Items from a data source –
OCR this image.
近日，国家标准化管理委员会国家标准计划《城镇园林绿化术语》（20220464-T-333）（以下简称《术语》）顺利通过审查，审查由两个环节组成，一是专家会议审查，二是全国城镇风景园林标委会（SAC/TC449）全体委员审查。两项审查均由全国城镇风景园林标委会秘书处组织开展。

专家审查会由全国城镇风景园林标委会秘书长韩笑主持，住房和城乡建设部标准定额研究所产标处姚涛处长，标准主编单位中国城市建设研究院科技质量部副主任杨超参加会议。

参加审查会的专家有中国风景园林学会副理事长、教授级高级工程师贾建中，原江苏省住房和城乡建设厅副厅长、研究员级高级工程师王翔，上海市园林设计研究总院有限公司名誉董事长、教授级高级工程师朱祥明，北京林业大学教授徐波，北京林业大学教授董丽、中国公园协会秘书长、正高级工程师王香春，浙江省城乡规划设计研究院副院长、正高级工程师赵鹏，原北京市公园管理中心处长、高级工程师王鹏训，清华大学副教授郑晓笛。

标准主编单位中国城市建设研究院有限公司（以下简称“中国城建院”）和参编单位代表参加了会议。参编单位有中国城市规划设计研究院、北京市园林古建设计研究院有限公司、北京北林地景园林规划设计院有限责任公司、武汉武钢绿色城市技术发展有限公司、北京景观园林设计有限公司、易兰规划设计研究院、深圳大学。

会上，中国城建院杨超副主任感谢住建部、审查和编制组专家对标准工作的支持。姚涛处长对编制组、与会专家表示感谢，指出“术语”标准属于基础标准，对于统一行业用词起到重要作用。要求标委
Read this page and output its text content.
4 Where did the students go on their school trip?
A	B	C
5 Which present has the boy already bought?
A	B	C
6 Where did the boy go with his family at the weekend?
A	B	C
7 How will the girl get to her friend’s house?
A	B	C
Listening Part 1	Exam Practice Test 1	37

Task objective – Report the number of lines that include the string "this"; return nothing but the count.

Reply – 2